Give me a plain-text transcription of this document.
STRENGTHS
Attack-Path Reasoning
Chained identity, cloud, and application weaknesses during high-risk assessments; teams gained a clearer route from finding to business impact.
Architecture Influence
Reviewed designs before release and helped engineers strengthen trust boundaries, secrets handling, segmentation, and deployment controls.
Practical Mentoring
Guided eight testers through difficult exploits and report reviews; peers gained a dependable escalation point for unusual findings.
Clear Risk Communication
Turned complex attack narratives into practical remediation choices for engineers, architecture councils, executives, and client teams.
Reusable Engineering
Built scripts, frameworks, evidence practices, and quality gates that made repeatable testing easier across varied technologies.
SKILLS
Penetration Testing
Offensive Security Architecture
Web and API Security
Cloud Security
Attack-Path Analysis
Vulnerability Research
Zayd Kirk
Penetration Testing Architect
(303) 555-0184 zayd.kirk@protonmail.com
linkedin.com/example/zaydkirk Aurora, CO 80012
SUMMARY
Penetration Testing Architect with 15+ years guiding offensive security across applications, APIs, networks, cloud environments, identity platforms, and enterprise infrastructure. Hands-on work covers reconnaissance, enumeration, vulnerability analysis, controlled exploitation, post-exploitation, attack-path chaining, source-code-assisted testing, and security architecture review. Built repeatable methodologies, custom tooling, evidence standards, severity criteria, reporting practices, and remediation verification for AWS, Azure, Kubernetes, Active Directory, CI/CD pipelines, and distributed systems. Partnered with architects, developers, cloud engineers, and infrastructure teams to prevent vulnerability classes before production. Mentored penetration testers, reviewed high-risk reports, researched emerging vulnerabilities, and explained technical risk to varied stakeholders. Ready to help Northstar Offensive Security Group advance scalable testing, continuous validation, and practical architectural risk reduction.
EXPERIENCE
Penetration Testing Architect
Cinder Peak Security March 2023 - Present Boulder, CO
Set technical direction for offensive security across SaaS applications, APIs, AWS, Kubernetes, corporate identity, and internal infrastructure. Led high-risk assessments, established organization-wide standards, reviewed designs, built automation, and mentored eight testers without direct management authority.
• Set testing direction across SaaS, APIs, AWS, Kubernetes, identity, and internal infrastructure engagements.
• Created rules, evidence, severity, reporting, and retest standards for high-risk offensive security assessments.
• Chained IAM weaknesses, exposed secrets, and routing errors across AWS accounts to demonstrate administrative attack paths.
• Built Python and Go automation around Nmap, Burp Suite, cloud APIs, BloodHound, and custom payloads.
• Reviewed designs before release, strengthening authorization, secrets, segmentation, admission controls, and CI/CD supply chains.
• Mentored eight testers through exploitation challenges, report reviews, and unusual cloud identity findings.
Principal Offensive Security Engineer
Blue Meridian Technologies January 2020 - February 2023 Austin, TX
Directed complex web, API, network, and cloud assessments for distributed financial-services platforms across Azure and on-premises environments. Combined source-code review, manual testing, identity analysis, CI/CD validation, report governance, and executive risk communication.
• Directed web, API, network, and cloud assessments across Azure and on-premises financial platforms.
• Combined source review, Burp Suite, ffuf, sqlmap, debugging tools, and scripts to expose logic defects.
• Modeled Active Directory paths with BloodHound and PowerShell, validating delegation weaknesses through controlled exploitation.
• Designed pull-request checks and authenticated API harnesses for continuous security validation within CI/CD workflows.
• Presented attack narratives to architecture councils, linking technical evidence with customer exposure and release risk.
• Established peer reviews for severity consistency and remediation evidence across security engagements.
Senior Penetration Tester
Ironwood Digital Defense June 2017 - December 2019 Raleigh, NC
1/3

________________

■ **OBJECTIVE**
In the entries above, how many lines contain the word "through"? Answer with the number only.

■ **RESULT BELOW**
3